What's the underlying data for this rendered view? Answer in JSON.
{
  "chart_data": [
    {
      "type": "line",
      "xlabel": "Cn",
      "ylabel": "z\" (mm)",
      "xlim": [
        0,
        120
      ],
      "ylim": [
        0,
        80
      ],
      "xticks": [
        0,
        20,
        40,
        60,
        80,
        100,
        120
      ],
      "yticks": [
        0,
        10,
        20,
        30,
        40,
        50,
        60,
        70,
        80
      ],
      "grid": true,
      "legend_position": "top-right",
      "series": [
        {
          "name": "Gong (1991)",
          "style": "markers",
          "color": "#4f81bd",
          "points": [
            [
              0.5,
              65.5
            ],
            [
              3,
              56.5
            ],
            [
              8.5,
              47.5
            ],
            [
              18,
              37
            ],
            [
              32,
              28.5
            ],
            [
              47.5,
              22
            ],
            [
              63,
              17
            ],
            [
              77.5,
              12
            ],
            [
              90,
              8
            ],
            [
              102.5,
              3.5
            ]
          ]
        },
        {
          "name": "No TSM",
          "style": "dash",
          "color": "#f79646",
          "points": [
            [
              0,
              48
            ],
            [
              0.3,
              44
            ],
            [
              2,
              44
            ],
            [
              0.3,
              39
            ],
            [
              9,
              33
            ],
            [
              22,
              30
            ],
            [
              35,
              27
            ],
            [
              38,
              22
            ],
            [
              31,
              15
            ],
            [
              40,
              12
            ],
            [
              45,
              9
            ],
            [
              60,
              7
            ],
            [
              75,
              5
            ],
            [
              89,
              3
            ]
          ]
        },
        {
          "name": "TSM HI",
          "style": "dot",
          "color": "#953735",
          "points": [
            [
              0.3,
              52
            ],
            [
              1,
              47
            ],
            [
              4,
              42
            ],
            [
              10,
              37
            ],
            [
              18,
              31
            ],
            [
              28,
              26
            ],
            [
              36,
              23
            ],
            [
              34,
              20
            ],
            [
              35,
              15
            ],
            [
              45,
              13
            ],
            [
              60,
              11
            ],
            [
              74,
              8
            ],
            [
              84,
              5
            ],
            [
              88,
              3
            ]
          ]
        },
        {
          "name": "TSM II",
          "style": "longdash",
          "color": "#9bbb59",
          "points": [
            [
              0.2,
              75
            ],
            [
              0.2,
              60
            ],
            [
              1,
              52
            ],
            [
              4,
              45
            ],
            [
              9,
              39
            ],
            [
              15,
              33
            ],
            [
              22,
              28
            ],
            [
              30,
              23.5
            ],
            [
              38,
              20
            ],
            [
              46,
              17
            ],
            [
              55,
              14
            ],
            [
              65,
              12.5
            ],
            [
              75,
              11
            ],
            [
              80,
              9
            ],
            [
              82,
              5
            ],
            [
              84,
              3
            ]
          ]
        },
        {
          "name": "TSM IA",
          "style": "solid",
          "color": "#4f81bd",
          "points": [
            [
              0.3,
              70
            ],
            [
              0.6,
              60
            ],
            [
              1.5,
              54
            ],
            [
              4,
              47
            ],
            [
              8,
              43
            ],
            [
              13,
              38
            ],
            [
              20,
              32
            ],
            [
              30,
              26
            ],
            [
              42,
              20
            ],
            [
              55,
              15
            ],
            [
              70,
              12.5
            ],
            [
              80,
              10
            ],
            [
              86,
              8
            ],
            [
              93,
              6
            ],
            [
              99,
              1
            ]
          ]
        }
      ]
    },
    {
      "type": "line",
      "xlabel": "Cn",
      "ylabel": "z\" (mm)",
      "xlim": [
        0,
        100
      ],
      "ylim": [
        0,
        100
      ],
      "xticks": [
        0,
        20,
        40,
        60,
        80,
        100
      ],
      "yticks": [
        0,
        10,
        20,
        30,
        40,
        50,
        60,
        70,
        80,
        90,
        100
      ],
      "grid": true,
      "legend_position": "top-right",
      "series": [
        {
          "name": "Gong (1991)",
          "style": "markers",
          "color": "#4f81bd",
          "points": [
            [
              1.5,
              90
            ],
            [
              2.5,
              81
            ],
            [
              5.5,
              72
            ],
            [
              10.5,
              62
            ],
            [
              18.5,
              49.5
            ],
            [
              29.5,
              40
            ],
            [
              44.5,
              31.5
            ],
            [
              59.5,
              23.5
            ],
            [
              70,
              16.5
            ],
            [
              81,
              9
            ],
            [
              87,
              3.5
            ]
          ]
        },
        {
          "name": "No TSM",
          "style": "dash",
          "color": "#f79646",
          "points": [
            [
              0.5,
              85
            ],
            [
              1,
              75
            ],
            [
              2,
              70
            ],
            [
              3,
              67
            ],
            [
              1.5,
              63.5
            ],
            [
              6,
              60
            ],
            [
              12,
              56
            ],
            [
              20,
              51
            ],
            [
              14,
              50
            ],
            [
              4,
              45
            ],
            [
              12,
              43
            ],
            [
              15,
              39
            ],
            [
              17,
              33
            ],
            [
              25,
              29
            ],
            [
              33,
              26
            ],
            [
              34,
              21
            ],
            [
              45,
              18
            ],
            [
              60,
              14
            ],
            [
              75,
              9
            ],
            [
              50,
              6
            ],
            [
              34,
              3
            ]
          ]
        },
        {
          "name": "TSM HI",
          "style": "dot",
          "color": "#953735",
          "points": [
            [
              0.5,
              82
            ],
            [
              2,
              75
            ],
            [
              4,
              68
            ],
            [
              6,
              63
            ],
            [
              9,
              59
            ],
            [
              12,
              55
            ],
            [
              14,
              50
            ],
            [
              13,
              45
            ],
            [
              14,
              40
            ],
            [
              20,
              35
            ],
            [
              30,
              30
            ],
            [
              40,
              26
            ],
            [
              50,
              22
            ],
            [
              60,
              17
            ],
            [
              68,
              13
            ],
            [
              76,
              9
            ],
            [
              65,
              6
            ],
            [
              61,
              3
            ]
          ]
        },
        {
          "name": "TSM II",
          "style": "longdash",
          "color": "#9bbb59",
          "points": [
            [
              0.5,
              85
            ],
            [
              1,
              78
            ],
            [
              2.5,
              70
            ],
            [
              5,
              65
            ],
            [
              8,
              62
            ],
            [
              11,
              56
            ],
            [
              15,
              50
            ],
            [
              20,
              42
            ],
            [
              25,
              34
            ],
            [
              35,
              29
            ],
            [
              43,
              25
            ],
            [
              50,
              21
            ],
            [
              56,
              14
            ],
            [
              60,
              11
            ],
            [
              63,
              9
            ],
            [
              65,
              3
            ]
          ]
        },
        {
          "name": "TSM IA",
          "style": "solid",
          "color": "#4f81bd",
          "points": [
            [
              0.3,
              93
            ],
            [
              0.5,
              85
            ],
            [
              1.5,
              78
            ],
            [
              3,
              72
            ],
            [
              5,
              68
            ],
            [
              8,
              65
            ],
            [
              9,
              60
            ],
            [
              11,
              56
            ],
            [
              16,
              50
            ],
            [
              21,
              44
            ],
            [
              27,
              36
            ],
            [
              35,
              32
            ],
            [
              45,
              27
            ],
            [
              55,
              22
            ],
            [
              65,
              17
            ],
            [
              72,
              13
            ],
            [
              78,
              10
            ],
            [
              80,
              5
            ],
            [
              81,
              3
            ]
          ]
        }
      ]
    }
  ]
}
=====
• [WHAT IS NEEDED]
Restate every record exactly, leaving nothing out.

• [THE RESULT]
What's the underlying data for this rendered view? Answer in JSON.
{
  "chart_data": [
    {
      "type": "line",
      "xlabel": "Cn",
      "ylabel": "z\" (mm)",
      "xlim": [
        0,
        120
      ],
      "ylim": [
        0,
        80
      ],
      "xticks": [
        0,
        20,
        40,
        60,
        80,
        100,
        120
      ],
      "yticks": [
        0,
        10,
        20,
        30,
        40,
        50,
        60,
        70,
        80
      ],
      "grid": true,
      "legend_position": "top-right",
      "series": [
        {
          "name": "Gong (1991)",
          "style": "markers",
          "color": "#4f81bd",
          "points": [
            [
              0.5,
              65.5
            ],
            [
              3,
              56.5
            ],
            [
              8.5,
              47.5
            ],
            [
              18,
              37
            ],
            [
              32,
              28.5
            ],
            [
              47.5,
              22
            ],
            [
              63,
              17
            ],
            [
              77.5,
              12
            ],
            [
              90,
              8
            ],
            [
              102.5,
              3.5
            ]
          ]
        },
        {
          "name": "No TSM",
          "style": "dash",
          "color": "#f79646",
          "points": [
            [
              0,
              48
            ],
            [
              0.3,
              44
            ],
            [
              2,
              44
            ],
            [
              0.3,
              39
            ],
            [
              9,
              33
            ],
            [
              22,
              30
            ],
            [
              35,
              27
            ],
            [
              38,
              22
            ],
            [
              31,
              15
            ],
            [
              40,
              12
            ],
            [
              45,
              9
            ],
            [
              60,
              7
            ],
            [
              75,
              5
            ],
            [
              89,
              3
            ]
          ]
        },
        {
          "name": "TSM HI",
          "style": "dot",
          "color": "#953735",
          "points": [
            [
              0.3,
              52
            ],
            [
              1,
              47
            ],
            [
              4,
              42
            ],
            [
              10,
              37
            ],
            [
              18,
              31
            ],
            [
              28,
              26
            ],
            [
              36,
              23
            ],
            [
              34,
              20
            ],
            [
              35,
              15
            ],
            [
              45,
              13
            ],
            [
              60,
              11
            ],
            [
              74,
              8
            ],
            [
              84,
              5
            ],
            [
              88,
              3
            ]
          ]
        },
        {
          "name": "TSM II",
          "style": "longdash",
          "color": "#9bbb59",
          "points": [
            [
              0.2,
              75
            ],
            [
              0.2,
              60
            ],
            [
              1,
              52
            ],
            [
              4,
              45
            ],
            [
              9,
              39
            ],
            [
              15,
              33
            ],
            [
              22,
              28
            ],
            [
              30,
              23.5
            ],
            [
              38,
              20
            ],
            [
              46,
              17
            ],
            [
              55,
              14
            ],
            [
              65,
              12.5
            ],
            [
              75,
              11
            ],
            [
              80,
              9
            ],
            [
              82,
              5
            ],
            [
              84,
              3
            ]
          ]
        },
        {
          "name": "TSM IA",
          "style": "solid",
          "color": "#4f81bd",
          "points": [
            [
              0.3,
              70
            ],
            [
              0.6,
              60
            ],
            [
              1.5,
              54
            ],
            [
              4,
              47
            ],
            [
              8,
              43
            ],
            [
              13,
              38
            ],
            [
              20,
              32
            ],
            [
              30,
              26
            ],
            [
              42,
              20
            ],
            [
              55,
              15
            ],
            [
              70,
              12.5
            ],
            [
              80,
              10
            ],
            [
              86,
              8
            ],
            [
              93,
              6
            ],
            [
              99,
              1
            ]
          ]
        }
      ]
    },
    {
      "type": "line",
      "xlabel": "Cn",
      "ylabel": "z\" (mm)",
      "xlim": [
        0,
        100
      ],
      "ylim": [
        0,
        100
      ],
      "xticks": [
        0,
        20,
        40,
        60,
        80,
        100
      ],
      "yticks": [
        0,
        10,
        20,
        30,
        40,
        50,
        60,
        70,
        80,
        90,
        100
      ],
      "grid": true,
      "legend_position": "top-right",
      "series": [
        {
          "name": "Gong (1991)",
          "style": "markers",
          "color": "#4f81bd",
          "points": [
            [
              1.5,
              90
            ],
            [
              2.5,
              81
            ],
            [
              5.5,
              72
            ],
            [
              10.5,
              62
            ],
            [
              18.5,
              49.5
            ],
            [
              29.5,
              40
            ],
            [
              44.5,
              31.5
            ],
            [
              59.5,
              23.5
            ],
            [
              70,
              16.5
            ],
            [
              81,
              9
            ],
            [
              87,
              3.5
            ]
          ]
        },
        {
          "name": "No TSM",
          "style": "dash",
          "color": "#f79646",
          "points": [
            [
              0.5,
              85
            ],
            [
              1,
              75
            ],
            [
              2,
              70
            ],
            [
              3,
              67
            ],
            [
              1.5,
              63.5
            ],
            [
              6,
              60
            ],
            [
              12,
              56
            ],
            [
              20,
              51
            ],
            [
              14,
              50
            ],
            [
              4,
              45
            ],
            [
              12,
              43
            ],
            [
              15,
              39
            ],
            [
              17,
              33
            ],
            [
              25,
              29
            ],
            [
              33,
              26
            ],
            [
              34,
              21
            ],
            [
              45,
              18
            ],
            [
              60,
              14
            ],
            [
              75,
              9
            ],
            [
              50,
              6
            ],
            [
              34,
              3
            ]
          ]
        },
        {
          "name": "TSM HI",
          "style": "dot",
          "color": "#953735",
          "points": [
            [
              0.5,
              82
            ],
            [
              2,
              75
            ],
            [
              4,
              68
            ],
            [
              6,
              63
            ],
            [
              9,
              59
            ],
            [
              12,
              55
            ],
            [
              14,
              50
            ],
            [
              13,
              45
            ],
            [
              14,
              40
            ],
            [
              20,
              35
            ],
            [
              30,
              30
            ],
            [
              40,
              26
            ],
            [
              50,
              22
            ],
            [
              60,
              17
            ],
            [
              68,
              13
            ],
            [
              76,
              9
            ],
            [
              65,
              6
            ],
            [
              61,
              3
            ]
          ]
        },
        {
          "name": "TSM II",
          "style": "longdash",
          "color": "#9bbb59",
          "points": [
            [
              0.5,
              85
            ],
            [
              1,
              78
            ],
            [
              2.5,
              70
            ],
            [
              5,
              65
            ],
            [
              8,
              62
            ],
            [
              11,
              56
            ],
            [
              15,
              50
            ],
            [
              20,
              42
            ],
            [
              25,
              34
            ],
            [
              35,
              29
            ],
            [
              43,
              25
            ],
            [
              50,
              21
            ],
            [
              56,
              14
            ],
            [
              60,
              11
            ],
            [
              63,
              9
            ],
            [
              65,
              3
            ]
          ]
        },
        {
          "name": "TSM IA",
          "style": "solid",
          "color": "#4f81bd",
          "points": [
            [
              0.3,
              93
            ],
            [
              0.5,
              85
            ],
            [
              1.5,
              78
            ],
            [
              3,
              72
            ],
            [
              5,
              68
            ],
            [
              8,
              65
            ],
            [
              9,
              60
            ],
            [
              11,
              56
            ],
            [
              16,
              50
            ],
            [
              21,
              44
            ],
            [
              27,
              36
            ],
            [
              35,
              32
            ],
            [
              45,
              27
            ],
            [
              55,
              22
            ],
            [
              65,
              17
            ],
            [
              72,
              13
            ],
            [
              78,
              10
            ],
            [
              80,
              5
            ],
            [
              81,
              3
            ]
          ]
        }
      ]
    }
  ]
}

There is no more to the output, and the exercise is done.